- _Directions for this task_: For each line in the data below that holds "Funding", return a copy.

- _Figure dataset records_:
-------

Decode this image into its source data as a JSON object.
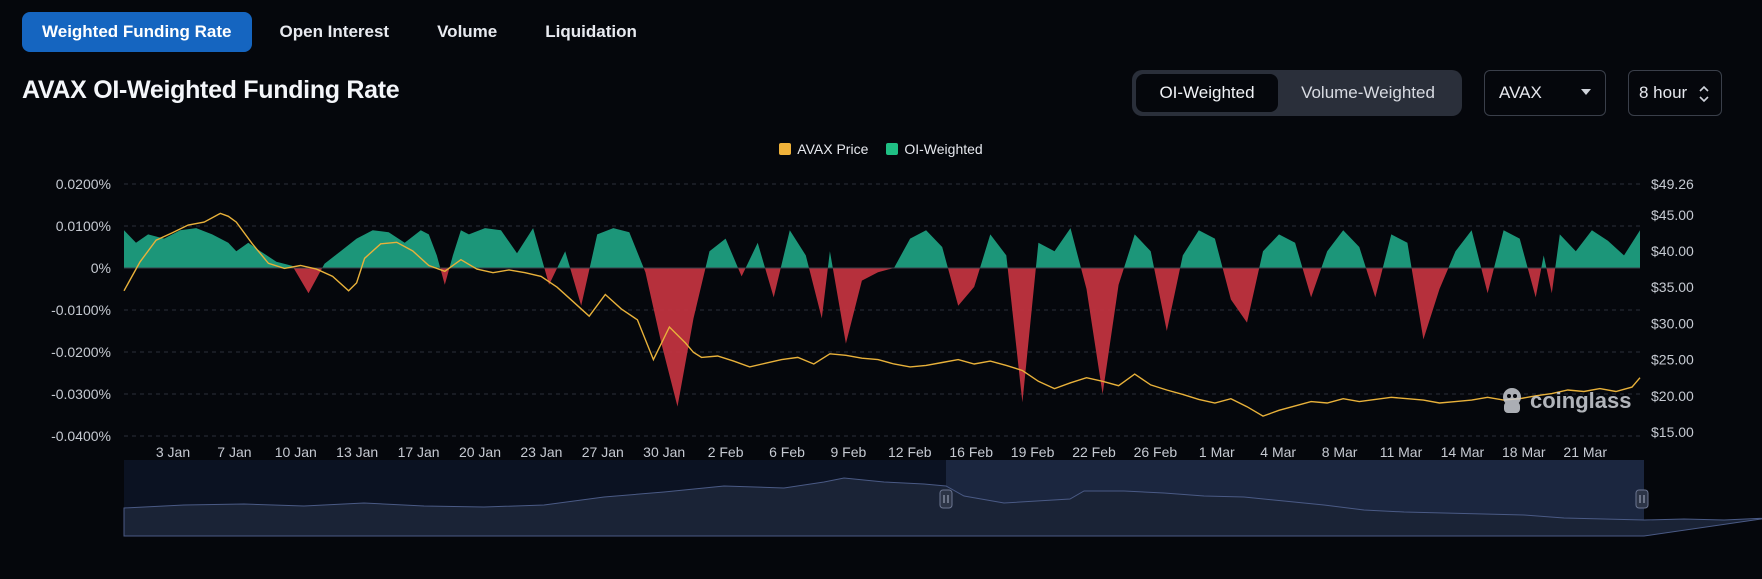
{
  "tabs": [
    {
      "label": "Weighted Funding Rate",
      "active": true
    },
    {
      "label": "Open Interest",
      "active": false
    },
    {
      "label": "Volume",
      "active": false
    },
    {
      "label": "Liquidation",
      "active": false
    }
  ],
  "title": "AVAX OI-Weighted Funding Rate",
  "toggle": {
    "active": "OI-Weighted",
    "inactive": "Volume-Weighted"
  },
  "coin_select": {
    "value": "AVAX"
  },
  "interval_select": {
    "value": "8 hour"
  },
  "watermark": "coinglass",
  "colors": {
    "price": "#e8b13a",
    "positive": "#1e9e80",
    "negative": "#c0333f",
    "accent": "#1565c0",
    "navigator_fill": "#1a2336"
  },
  "chart_data": {
    "type": "area",
    "legend": [
      {
        "name": "AVAX Price",
        "color": "#f0b23a"
      },
      {
        "name": "OI-Weighted",
        "color": "#1fbf84"
      }
    ],
    "x_ticks": [
      "3 Jan",
      "7 Jan",
      "10 Jan",
      "13 Jan",
      "17 Jan",
      "20 Jan",
      "23 Jan",
      "27 Jan",
      "30 Jan",
      "2 Feb",
      "6 Feb",
      "9 Feb",
      "12 Feb",
      "16 Feb",
      "19 Feb",
      "22 Feb",
      "26 Feb",
      "1 Mar",
      "4 Mar",
      "8 Mar",
      "11 Mar",
      "14 Mar",
      "18 Mar",
      "21 Mar"
    ],
    "y_left_ticks": [
      "0.0200%",
      "0.0100%",
      "0%",
      "-0.0100%",
      "-0.0200%",
      "-0.0300%",
      "-0.0400%"
    ],
    "y_left_range": [
      -0.04,
      0.02
    ],
    "y_right_ticks": [
      "$49.26",
      "$45.00",
      "$40.00",
      "$35.00",
      "$30.00",
      "$25.00",
      "$20.00",
      "$15.00"
    ],
    "y_right_range": [
      15,
      49.26
    ],
    "series": [
      {
        "name": "OI-Weighted",
        "unit": "%",
        "x": [
          0,
          1.5,
          3,
          5,
          7,
          9,
          11,
          13,
          14,
          15.5,
          17,
          19,
          21,
          23,
          25,
          27,
          29,
          31,
          33,
          35,
          37,
          38,
          39,
          40,
          41,
          42,
          43,
          45,
          47,
          49,
          51,
          53,
          55,
          57,
          59,
          61,
          63,
          65,
          67,
          69,
          71,
          73,
          75,
          77,
          79,
          81,
          83,
          85,
          87,
          88,
          90,
          92,
          94,
          96,
          98,
          100,
          102,
          104,
          106,
          108,
          110,
          112,
          114,
          116,
          118,
          120,
          122,
          124,
          126,
          128,
          130,
          132,
          134,
          136,
          138,
          140,
          142,
          144,
          146,
          148,
          150,
          152,
          154,
          156,
          158,
          160,
          162,
          164,
          166,
          168,
          170,
          172,
          174,
          176,
          177,
          178,
          179,
          181,
          183,
          185,
          187,
          189
        ],
        "values": [
          0.009,
          0.006,
          0.008,
          0.007,
          0.009,
          0.0095,
          0.008,
          0.006,
          0.004,
          0.006,
          0.004,
          0.0015,
          0.0005,
          -0.006,
          0.001,
          0.004,
          0.007,
          0.009,
          0.0085,
          0.006,
          0.009,
          0.008,
          0.003,
          -0.004,
          0.003,
          0.009,
          0.008,
          0.0095,
          0.009,
          0.0035,
          0.0095,
          -0.004,
          0.004,
          -0.009,
          0.008,
          0.0095,
          0.0085,
          -0.001,
          -0.018,
          -0.033,
          -0.012,
          0.004,
          0.007,
          -0.002,
          0.006,
          -0.007,
          0.009,
          0.003,
          -0.012,
          0.004,
          -0.018,
          -0.003,
          -0.001,
          0.0,
          0.007,
          0.009,
          0.005,
          -0.009,
          -0.0045,
          0.008,
          0.003,
          -0.032,
          0.006,
          0.004,
          0.0095,
          -0.005,
          -0.03,
          -0.004,
          0.008,
          0.004,
          -0.015,
          0.003,
          0.009,
          0.007,
          -0.0075,
          -0.013,
          0.004,
          0.008,
          0.006,
          -0.007,
          0.004,
          0.009,
          0.005,
          -0.007,
          0.008,
          0.006,
          -0.017,
          -0.005,
          0.004,
          0.009,
          -0.006,
          0.009,
          0.007,
          -0.007,
          0.003,
          -0.006,
          0.008,
          0.004,
          0.009,
          0.0065,
          0.003,
          0.009
        ]
      },
      {
        "name": "AVAX Price",
        "unit": "$",
        "x": [
          0,
          2,
          4,
          6,
          8,
          10,
          12,
          13,
          14,
          16,
          18,
          20,
          22,
          24,
          26,
          28,
          29,
          30,
          32,
          34,
          36,
          38,
          40,
          42,
          44,
          46,
          48,
          50,
          52,
          54,
          56,
          58,
          60,
          62,
          64,
          66,
          68,
          70,
          71,
          72,
          74,
          76,
          78,
          80,
          82,
          84,
          86,
          88,
          90,
          92,
          94,
          96,
          98,
          100,
          102,
          104,
          106,
          108,
          110,
          112,
          114,
          116,
          118,
          120,
          122,
          124,
          126,
          128,
          130,
          132,
          134,
          136,
          138,
          140,
          142,
          144,
          146,
          148,
          150,
          152,
          154,
          156,
          158,
          160,
          162,
          164,
          166,
          168,
          170,
          172,
          174,
          176,
          178,
          180,
          182,
          184,
          186,
          188,
          189
        ],
        "values": [
          34.5,
          38.5,
          41.5,
          42.5,
          43.6,
          44.0,
          45.2,
          44.8,
          44.0,
          41.0,
          38.3,
          37.6,
          38.0,
          37.5,
          36.5,
          34.5,
          35.6,
          39.0,
          41.0,
          41.2,
          40.0,
          38.0,
          37.2,
          38.8,
          37.5,
          37.0,
          37.4,
          37.0,
          36.5,
          35.0,
          33.0,
          31.0,
          34.0,
          32.0,
          30.5,
          25.0,
          29.5,
          27.3,
          26.0,
          25.3,
          25.5,
          24.8,
          24.0,
          24.5,
          25.0,
          25.3,
          24.4,
          25.8,
          25.6,
          25.2,
          25.0,
          24.4,
          24.0,
          24.2,
          24.6,
          25.0,
          24.4,
          24.8,
          24.2,
          23.5,
          22.0,
          21.0,
          21.8,
          22.5,
          22.0,
          21.4,
          23.0,
          21.5,
          20.8,
          20.2,
          19.5,
          19.0,
          19.6,
          18.5,
          17.2,
          18.0,
          18.6,
          19.2,
          19.0,
          19.6,
          19.2,
          19.5,
          19.8,
          19.6,
          19.4,
          19.0,
          19.2,
          19.4,
          19.8,
          19.4,
          19.6,
          20.0,
          20.3,
          20.8,
          20.6,
          21.0,
          20.6,
          21.2,
          22.5
        ]
      }
    ]
  }
}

-------

- _Problem solution_:
      "label": "Weighted Funding Rate",
  "title": "AVAX OI-Weighted Funding Rate",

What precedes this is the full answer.